Records from a dataset
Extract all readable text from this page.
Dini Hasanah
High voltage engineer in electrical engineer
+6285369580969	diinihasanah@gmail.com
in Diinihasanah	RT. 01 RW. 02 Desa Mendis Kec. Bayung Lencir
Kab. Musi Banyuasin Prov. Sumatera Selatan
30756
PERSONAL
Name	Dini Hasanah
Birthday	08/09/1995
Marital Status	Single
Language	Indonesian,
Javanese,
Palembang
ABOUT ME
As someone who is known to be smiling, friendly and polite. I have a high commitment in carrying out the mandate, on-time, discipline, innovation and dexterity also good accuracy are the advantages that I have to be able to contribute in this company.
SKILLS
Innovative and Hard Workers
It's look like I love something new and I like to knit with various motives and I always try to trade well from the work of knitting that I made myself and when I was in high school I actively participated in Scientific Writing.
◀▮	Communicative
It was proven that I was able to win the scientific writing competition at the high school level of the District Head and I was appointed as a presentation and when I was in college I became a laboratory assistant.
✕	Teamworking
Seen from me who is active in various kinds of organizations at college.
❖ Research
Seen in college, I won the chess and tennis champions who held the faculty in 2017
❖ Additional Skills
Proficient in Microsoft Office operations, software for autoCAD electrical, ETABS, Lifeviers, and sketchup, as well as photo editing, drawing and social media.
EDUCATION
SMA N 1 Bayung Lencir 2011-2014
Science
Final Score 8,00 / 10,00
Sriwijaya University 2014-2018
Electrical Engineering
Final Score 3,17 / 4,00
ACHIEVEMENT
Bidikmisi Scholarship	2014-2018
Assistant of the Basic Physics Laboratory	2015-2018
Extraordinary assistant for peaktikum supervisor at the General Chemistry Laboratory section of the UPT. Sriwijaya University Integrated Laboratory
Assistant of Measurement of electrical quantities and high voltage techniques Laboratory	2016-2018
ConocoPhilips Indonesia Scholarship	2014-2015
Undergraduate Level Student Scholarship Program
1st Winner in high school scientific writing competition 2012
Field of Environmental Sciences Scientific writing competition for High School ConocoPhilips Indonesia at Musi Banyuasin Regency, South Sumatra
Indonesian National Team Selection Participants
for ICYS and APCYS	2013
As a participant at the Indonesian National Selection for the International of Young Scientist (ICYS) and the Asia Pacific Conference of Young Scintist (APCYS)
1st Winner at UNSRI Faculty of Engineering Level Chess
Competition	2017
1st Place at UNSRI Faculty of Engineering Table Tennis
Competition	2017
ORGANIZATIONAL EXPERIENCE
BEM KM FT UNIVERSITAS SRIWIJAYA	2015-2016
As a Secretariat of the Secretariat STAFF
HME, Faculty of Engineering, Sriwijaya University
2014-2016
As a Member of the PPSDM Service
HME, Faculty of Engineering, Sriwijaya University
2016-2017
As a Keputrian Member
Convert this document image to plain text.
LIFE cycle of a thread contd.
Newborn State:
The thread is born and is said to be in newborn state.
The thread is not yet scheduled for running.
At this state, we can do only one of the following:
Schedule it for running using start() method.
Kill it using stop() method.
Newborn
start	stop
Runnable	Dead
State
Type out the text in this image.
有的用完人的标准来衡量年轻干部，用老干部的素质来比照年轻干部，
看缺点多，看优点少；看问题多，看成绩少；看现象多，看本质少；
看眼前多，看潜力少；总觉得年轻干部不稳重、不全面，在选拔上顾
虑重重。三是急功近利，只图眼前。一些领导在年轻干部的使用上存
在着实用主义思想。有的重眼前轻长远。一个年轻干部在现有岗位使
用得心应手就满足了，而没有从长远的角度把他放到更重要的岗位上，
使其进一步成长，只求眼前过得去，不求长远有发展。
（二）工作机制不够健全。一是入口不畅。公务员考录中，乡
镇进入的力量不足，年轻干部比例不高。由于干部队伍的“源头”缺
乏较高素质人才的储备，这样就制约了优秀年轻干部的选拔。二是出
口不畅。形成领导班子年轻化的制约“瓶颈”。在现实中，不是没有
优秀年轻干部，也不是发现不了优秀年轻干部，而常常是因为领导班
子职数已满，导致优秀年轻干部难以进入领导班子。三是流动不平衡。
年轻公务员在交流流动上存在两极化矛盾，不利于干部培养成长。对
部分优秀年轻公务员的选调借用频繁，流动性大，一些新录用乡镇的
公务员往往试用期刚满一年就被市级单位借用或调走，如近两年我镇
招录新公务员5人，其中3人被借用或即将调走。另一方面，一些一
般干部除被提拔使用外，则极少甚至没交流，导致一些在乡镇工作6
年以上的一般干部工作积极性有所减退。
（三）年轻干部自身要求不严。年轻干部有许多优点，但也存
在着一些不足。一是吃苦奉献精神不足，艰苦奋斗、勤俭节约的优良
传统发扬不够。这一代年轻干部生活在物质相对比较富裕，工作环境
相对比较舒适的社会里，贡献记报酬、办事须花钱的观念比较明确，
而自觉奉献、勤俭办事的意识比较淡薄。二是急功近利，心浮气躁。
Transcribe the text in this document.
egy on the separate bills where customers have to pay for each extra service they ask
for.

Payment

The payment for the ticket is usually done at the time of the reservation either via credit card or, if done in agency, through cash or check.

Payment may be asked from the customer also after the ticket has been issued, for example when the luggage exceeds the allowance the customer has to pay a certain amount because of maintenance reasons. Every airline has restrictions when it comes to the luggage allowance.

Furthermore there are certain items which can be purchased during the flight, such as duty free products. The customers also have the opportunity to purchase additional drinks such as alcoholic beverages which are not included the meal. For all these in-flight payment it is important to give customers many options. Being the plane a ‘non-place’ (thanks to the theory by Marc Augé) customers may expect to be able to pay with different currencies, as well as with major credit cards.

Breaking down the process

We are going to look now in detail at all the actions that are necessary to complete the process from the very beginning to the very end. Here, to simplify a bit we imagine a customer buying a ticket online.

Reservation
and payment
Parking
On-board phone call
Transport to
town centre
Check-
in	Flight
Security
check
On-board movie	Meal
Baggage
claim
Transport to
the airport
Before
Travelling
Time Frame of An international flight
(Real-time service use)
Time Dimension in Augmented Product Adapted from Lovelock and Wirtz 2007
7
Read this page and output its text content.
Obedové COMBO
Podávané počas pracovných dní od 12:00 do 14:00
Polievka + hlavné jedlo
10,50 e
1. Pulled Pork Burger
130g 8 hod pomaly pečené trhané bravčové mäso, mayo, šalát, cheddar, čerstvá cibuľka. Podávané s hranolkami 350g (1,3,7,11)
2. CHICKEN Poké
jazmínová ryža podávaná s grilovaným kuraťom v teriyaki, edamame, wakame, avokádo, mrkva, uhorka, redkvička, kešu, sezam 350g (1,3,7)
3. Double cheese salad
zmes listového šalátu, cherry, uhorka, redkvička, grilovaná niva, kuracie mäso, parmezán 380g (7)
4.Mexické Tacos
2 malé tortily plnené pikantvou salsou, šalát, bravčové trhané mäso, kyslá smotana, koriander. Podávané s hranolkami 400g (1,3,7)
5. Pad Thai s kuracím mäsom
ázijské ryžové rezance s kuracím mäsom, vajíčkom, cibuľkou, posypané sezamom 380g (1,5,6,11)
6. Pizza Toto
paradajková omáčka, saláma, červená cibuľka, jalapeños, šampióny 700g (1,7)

Description of the task
Return every entry exactly as given.

Result for this task
Extract all readable text from this page.
Dini Hasanah
High voltage engineer in electrical engineer
+6285369580969	diinihasanah@gmail.com
in Diinihasanah	RT. 01 RW. 02 Desa Mendis Kec. Bayung Lencir
Kab. Musi Banyuasin Prov. Sumatera Selatan
30756
PERSONAL
Name	Dini Hasanah
Birthday	08/09/1995
Marital Status	Single
Language	Indonesian,
Javanese,
Palembang
ABOUT ME
As someone who is known to be smiling, friendly and polite. I have a high commitment in carrying out the mandate, on-time, discipline, innovation and dexterity also good accuracy are the advantages that I have to be able to contribute in this company.
SKILLS
Innovative and Hard Workers
It's look like I love something new and I like to knit with various motives and I always try to trade well from the work of knitting that I made myself and when I was in high school I actively participated in Scientific Writing.
◀▮	Communicative
It was proven that I was able to win the scientific writing competition at the high school level of the District Head and I was appointed as a presentation and when I was in college I became a laboratory assistant.
✕	Teamworking
Seen from me who is active in various kinds of organizations at college.
❖ Research
Seen in college, I won the chess and tennis champions who held the faculty in 2017
❖ Additional Skills
Proficient in Microsoft Office operations, software for autoCAD electrical, ETABS, Lifeviers, and sketchup, as well as photo editing, drawing and social media.
EDUCATION
SMA N 1 Bayung Lencir 2011-2014
Science
Final Score 8,00 / 10,00
Sriwijaya University 2014-2018
Electrical Engineering
Final Score 3,17 / 4,00
ACHIEVEMENT
Bidikmisi Scholarship	2014-2018
Assistant of the Basic Physics Laboratory	2015-2018
Extraordinary assistant for peaktikum supervisor at the General Chemistry Laboratory section of the UPT. Sriwijaya University Integrated Laboratory
Assistant of Measurement of electrical quantities and high voltage techniques Laboratory	2016-2018
ConocoPhilips Indonesia Scholarship	2014-2015
Undergraduate Level Student Scholarship Program
1st Winner in high school scientific writing competition 2012
Field of Environmental Sciences Scientific writing competition for High School ConocoPhilips Indonesia at Musi Banyuasin Regency, South Sumatra
Indonesian National Team Selection Participants
for ICYS and APCYS	2013
As a participant at the Indonesian National Selection for the International of Young Scientist (ICYS) and the Asia Pacific Conference of Young Scintist (APCYS)
1st Winner at UNSRI Faculty of Engineering Level Chess
Competition	2017
1st Place at UNSRI Faculty of Engineering Table Tennis
Competition	2017
ORGANIZATIONAL EXPERIENCE
BEM KM FT UNIVERSITAS SRIWIJAYA	2015-2016
As a Secretariat of the Secretariat STAFF
HME, Faculty of Engineering, Sriwijaya University
2014-2016
As a Member of the PPSDM Service
HME, Faculty of Engineering, Sriwijaya University
2016-2017
As a Keputrian Member
Convert this document image to plain text.
LIFE cycle of a thread contd.
Newborn State:
The thread is born and is said to be in newborn state.
The thread is not yet scheduled for running.
At this state, we can do only one of the following:
Schedule it for running using start() method.
Kill it using stop() method.
Newborn
start	stop
Runnable	Dead
State
Type out the text in this image.
有的用完人的标准来衡量年轻干部，用老干部的素质来比照年轻干部，
看缺点多，看优点少；看问题多，看成绩少；看现象多，看本质少；
看眼前多，看潜力少；总觉得年轻干部不稳重、不全面，在选拔上顾
虑重重。三是急功近利，只图眼前。一些领导在年轻干部的使用上存
在着实用主义思想。有的重眼前轻长远。一个年轻干部在现有岗位使
用得心应手就满足了，而没有从长远的角度把他放到更重要的岗位上，
使其进一步成长，只求眼前过得去，不求长远有发展。
（二）工作机制不够健全。一是入口不畅。公务员考录中，乡
镇进入的力量不足，年轻干部比例不高。由于干部队伍的“源头”缺
乏较高素质人才的储备，这样就制约了优秀年轻干部的选拔。二是出
口不畅。形成领导班子年轻化的制约“瓶颈”。在现实中，不是没有
优秀年轻干部，也不是发现不了优秀年轻干部，而常常是因为领导班
子职数已满，导致优秀年轻干部难以进入领导班子。三是流动不平衡。
年轻公务员在交流流动上存在两极化矛盾，不利于干部培养成长。对
部分优秀年轻公务员的选调借用频繁，流动性大，一些新录用乡镇的
公务员往往试用期刚满一年就被市级单位借用或调走，如近两年我镇
招录新公务员5人，其中3人被借用或即将调走。另一方面，一些一
般干部除被提拔使用外，则极少甚至没交流，导致一些在乡镇工作6
年以上的一般干部工作积极性有所减退。
（三）年轻干部自身要求不严。年轻干部有许多优点，但也存
在着一些不足。一是吃苦奉献精神不足，艰苦奋斗、勤俭节约的优良
传统发扬不够。这一代年轻干部生活在物质相对比较富裕，工作环境
相对比较舒适的社会里，贡献记报酬、办事须花钱的观念比较明确，
而自觉奉献、勤俭办事的意识比较淡薄。二是急功近利，心浮气躁。
Transcribe the text in this document.
egy on the separate bills where customers have to pay for each extra service they ask
for.

Payment

The payment for the ticket is usually done at the time of the reservation either via credit card or, if done in agency, through cash or check.

Payment may be asked from the customer also after the ticket has been issued, for example when the luggage exceeds the allowance the customer has to pay a certain amount because of maintenance reasons. Every airline has restrictions when it comes to the luggage allowance.

Furthermore there are certain items which can be purchased during the flight, such as duty free products. The customers also have the opportunity to purchase additional drinks such as alcoholic beverages which are not included the meal. For all these in-flight payment it is important to give customers many options. Being the plane a ‘non-place’ (thanks to the theory by Marc Augé) customers may expect to be able to pay with different currencies, as well as with major credit cards.

Breaking down the process

We are going to look now in detail at all the actions that are necessary to complete the process from the very beginning to the very end. Here, to simplify a bit we imagine a customer buying a ticket online.

Reservation
and payment
Parking
On-board phone call
Transport to
town centre
Check-
in	Flight
Security
check
On-board movie	Meal
Baggage
claim
Transport to
the airport
Before
Travelling
Time Frame of An international flight
(Real-time service use)
Time Dimension in Augmented Product Adapted from Lovelock and Wirtz 2007
7
Read this page and output its text content.
Obedové COMBO
Podávané počas pracovných dní od 12:00 do 14:00
Polievka + hlavné jedlo
10,50 e
1. Pulled Pork Burger
130g 8 hod pomaly pečené trhané bravčové mäso, mayo, šalát, cheddar, čerstvá cibuľka. Podávané s hranolkami 350g (1,3,7,11)
2. CHICKEN Poké
jazmínová ryža podávaná s grilovaným kuraťom v teriyaki, edamame, wakame, avokádo, mrkva, uhorka, redkvička, kešu, sezam 350g (1,3,7)
3. Double cheese salad
zmes listového šalátu, cherry, uhorka, redkvička, grilovaná niva, kuracie mäso, parmezán 380g (7)
4.Mexické Tacos
2 malé tortily plnené pikantvou salsou, šalát, bravčové trhané mäso, kyslá smotana, koriander. Podávané s hranolkami 400g (1,3,7)
5. Pad Thai s kuracím mäsom
ázijské ryžové rezance s kuracím mäsom, vajíčkom, cibuľkou, posypané sezamom 380g (1,5,6,11)
6. Pizza Toto
paradajková omáčka, saláma, červená cibuľka, jalapeños, šampióny 700g (1,7)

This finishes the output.